WHAT IS EXPECTED ->
Output the material word for word. Leave each picture out.
=-=-=
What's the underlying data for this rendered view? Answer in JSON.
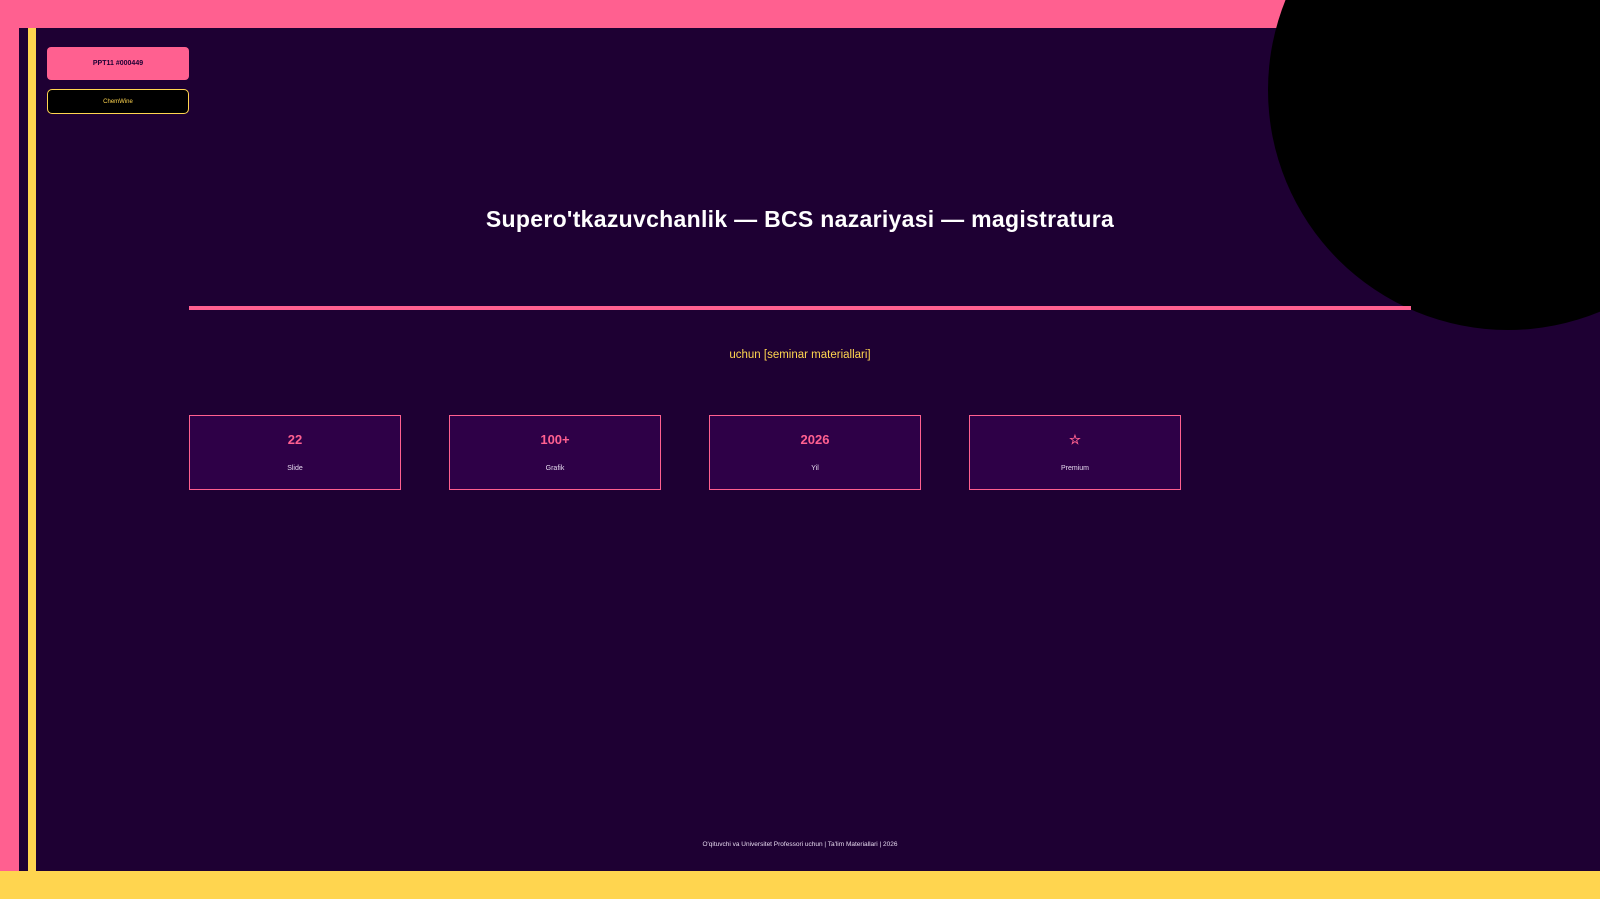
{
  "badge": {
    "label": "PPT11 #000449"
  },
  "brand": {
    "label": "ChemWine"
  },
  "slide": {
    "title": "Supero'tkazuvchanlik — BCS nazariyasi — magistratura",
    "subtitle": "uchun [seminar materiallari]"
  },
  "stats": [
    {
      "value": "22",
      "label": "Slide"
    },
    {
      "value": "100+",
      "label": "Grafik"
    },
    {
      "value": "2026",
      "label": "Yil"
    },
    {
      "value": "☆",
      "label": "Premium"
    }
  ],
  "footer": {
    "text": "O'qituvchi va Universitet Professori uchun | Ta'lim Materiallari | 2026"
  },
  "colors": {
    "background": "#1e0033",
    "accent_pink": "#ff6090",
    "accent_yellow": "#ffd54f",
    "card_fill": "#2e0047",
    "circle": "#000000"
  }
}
=-=-=
TASK ANSWER ->
What's the underlying data for this rendered view? Answer in JSON.
{
  "badge": {
    "label": "PPT11 #000449"
  },
  "brand": {
    "label": "ChemWine"
  },
  "slide": {
    "title": "Supero'tkazuvchanlik — BCS nazariyasi — magistratura",
    "subtitle": "uchun [seminar materiallari]"
  },
  "stats": [
    {
      "value": "22",
      "label": "Slide"
    },
    {
      "value": "100+",
      "label": "Grafik"
    },
    {
      "value": "2026",
      "label": "Yil"
    },
    {
      "value": "☆",
      "label": "Premium"
    }
  ],
  "footer": {
    "text": "O'qituvchi va Universitet Professori uchun | Ta'lim Materiallari | 2026"
  },
  "colors": {
    "background": "#1e0033",
    "accent_pink": "#ff6090",
    "accent_yellow": "#ffd54f",
    "card_fill": "#2e0047",
    "circle": "#000000"
  }
}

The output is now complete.